▶ [Task brief]: Retype every line of the material below without any changes, and leave out the pictures.

►

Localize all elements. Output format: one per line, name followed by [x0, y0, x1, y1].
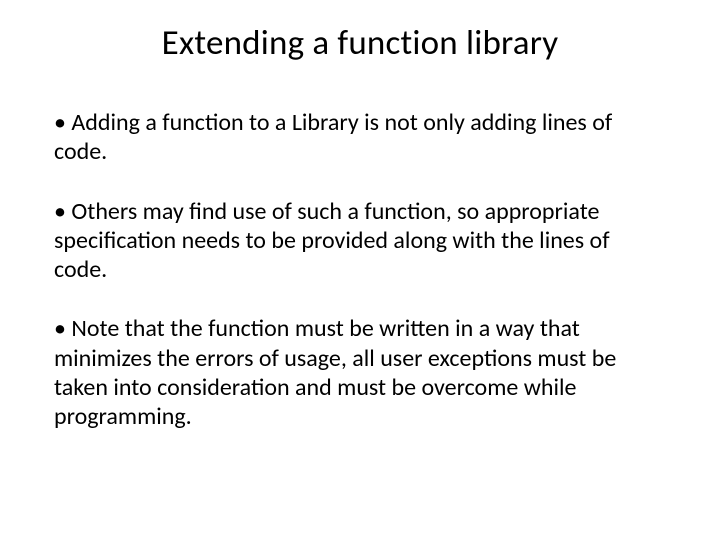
bullet-text: Note that the function must be written i… [54, 314, 616, 431]
bullet-icon: • [54, 314, 71, 343]
slide-body: • Adding a function to a Library is not … [54, 108, 666, 431]
slide-title: Extending a function library [54, 22, 666, 64]
bullet-icon: • [54, 108, 71, 137]
slide: Extending a function library • Adding a … [0, 0, 720, 540]
bullet-item: • Adding a function to a Library is not … [54, 108, 666, 167]
bullet-icon: • [54, 197, 71, 226]
bullet-item: • Note that the function must be written… [54, 314, 666, 431]
bullet-item: • Others may find use of such a function… [54, 197, 666, 285]
bullet-text: Adding a function to a Library is not on… [54, 108, 612, 166]
bullet-text: Others may find use of such a function, … [54, 197, 610, 285]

◄

▶ [Exercise response]:
Localize all elements. Output format: one per line, name followed by [x0, y0, x1, y1].
bullet-text: Note that the function must be written i… [54, 314, 616, 431]
bullet-icon: • [54, 314, 71, 343]
slide-body: • Adding a function to a Library is not … [54, 108, 666, 431]
slide-title: Extending a function library [54, 22, 666, 64]
bullet-icon: • [54, 108, 71, 137]
slide: Extending a function library • Adding a … [0, 0, 720, 540]
bullet-item: • Adding a function to a Library is not … [54, 108, 666, 167]
bullet-icon: • [54, 197, 71, 226]
bullet-item: • Note that the function must be written… [54, 314, 666, 431]
bullet-item: • Others may find use of such a function… [54, 197, 666, 285]
bullet-text: Adding a function to a Library is not on… [54, 108, 612, 166]
bullet-text: Others may find use of such a function, … [54, 197, 610, 285]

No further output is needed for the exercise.